• **PROVIDED ENTRIES**
______________________________

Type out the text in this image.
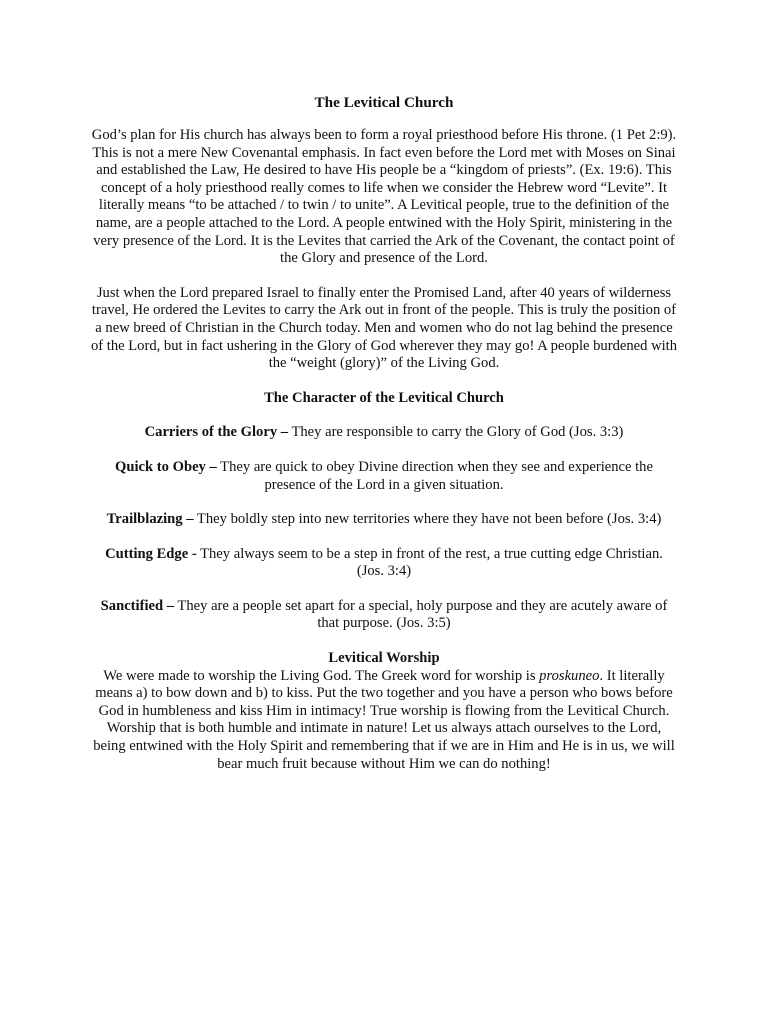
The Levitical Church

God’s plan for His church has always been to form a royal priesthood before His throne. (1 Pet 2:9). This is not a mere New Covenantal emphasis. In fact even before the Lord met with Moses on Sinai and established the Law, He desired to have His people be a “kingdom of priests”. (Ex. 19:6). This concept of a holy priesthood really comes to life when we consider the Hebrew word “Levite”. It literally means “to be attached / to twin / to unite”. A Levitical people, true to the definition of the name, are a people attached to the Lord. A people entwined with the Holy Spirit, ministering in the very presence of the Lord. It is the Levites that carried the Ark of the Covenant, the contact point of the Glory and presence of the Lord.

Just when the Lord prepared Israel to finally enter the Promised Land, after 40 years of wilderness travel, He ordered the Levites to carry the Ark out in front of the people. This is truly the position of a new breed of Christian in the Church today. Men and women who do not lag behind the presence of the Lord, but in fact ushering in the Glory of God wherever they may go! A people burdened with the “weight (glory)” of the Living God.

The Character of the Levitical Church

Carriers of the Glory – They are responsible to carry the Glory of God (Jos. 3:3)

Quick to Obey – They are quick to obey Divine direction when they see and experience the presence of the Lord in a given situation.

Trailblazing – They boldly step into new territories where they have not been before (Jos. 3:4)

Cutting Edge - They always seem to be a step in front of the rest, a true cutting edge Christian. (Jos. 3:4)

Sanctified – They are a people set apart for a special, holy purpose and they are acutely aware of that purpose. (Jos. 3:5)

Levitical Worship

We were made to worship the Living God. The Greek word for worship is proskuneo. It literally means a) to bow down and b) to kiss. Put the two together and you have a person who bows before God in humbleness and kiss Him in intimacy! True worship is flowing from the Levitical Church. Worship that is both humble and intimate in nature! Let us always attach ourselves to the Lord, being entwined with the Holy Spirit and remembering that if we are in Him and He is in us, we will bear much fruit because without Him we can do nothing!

______________________________

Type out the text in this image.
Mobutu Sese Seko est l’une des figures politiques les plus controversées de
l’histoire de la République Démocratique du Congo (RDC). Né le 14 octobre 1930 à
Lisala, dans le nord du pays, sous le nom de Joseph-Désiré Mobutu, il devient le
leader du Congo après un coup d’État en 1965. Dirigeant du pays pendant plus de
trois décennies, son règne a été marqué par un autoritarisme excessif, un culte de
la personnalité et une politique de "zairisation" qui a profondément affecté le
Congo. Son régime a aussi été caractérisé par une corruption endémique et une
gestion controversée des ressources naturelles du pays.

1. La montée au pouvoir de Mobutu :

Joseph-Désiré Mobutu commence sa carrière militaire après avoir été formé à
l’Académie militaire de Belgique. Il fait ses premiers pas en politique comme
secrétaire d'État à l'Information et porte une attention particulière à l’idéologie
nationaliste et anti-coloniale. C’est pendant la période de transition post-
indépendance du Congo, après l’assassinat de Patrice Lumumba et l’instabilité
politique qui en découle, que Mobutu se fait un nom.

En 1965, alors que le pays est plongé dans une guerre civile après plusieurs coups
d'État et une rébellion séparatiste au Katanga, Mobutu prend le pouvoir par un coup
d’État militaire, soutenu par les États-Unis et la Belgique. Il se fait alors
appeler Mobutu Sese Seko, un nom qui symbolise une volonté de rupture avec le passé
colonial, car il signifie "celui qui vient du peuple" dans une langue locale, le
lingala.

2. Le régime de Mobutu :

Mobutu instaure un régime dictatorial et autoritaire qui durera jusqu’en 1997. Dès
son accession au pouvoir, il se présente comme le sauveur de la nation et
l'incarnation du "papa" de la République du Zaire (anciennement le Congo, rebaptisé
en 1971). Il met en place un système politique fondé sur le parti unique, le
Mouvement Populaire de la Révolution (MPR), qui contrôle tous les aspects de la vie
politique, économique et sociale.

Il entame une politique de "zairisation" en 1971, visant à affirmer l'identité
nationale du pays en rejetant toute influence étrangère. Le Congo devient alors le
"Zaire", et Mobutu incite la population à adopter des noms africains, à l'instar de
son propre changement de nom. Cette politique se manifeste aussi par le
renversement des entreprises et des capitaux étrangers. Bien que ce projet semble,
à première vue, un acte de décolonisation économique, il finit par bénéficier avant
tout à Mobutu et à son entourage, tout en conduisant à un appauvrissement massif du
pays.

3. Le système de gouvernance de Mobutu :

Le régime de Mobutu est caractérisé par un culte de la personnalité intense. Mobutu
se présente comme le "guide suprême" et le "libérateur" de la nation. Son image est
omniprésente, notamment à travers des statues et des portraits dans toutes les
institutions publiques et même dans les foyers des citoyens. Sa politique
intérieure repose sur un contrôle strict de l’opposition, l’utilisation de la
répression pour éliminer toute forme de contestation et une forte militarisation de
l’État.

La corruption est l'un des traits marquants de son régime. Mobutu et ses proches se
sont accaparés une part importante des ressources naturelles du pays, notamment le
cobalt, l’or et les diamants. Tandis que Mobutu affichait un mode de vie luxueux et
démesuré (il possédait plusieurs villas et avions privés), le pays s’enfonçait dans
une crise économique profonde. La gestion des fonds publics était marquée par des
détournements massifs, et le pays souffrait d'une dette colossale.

______________________________

• **OBJECTIVE**
Copy out all lines from the material above that contain the string "Désiré".

• **ANSWER IN FULL**
Lisala, dans le nord du pays, sous le nom de Joseph-Désiré Mobutu, il devient le
Joseph-Désiré Mobutu commence sa carrière militaire après avoir été formé à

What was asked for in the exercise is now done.